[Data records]
....

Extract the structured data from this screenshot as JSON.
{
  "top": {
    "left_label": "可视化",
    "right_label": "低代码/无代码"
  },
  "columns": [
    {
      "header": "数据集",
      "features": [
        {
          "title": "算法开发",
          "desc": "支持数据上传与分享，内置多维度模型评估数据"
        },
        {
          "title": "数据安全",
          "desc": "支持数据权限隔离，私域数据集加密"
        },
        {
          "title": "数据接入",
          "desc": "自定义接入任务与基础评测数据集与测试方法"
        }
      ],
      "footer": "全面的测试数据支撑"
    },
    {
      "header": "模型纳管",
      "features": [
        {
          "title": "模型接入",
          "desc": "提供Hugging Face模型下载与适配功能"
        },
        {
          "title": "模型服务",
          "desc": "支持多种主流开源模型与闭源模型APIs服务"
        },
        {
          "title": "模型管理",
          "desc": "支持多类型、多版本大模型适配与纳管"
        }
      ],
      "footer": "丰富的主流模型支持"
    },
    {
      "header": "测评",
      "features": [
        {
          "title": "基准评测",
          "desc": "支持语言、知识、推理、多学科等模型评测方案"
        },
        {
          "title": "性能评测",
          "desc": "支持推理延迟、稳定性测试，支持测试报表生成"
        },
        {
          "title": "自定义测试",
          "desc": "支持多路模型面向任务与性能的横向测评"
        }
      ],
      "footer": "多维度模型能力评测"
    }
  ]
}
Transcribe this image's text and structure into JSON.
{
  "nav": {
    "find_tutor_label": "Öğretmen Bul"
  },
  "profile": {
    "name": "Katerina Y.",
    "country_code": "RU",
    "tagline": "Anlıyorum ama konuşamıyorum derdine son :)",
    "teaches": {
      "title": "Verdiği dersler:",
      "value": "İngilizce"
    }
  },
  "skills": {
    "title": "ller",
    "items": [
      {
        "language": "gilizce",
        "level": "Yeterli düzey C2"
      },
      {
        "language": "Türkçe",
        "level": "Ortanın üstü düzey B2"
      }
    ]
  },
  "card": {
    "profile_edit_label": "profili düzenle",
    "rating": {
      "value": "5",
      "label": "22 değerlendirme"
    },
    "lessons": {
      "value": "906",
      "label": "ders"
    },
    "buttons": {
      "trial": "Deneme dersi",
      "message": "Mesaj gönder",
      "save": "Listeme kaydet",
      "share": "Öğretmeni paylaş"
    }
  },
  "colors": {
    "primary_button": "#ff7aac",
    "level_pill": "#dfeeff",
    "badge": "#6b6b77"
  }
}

....

Show the lines of the records that include the string "footer".

      "footer": "全面的测试数据支撑"
      "footer": "丰富的主流模型支持"
      "footer": "多维度模型能力评测"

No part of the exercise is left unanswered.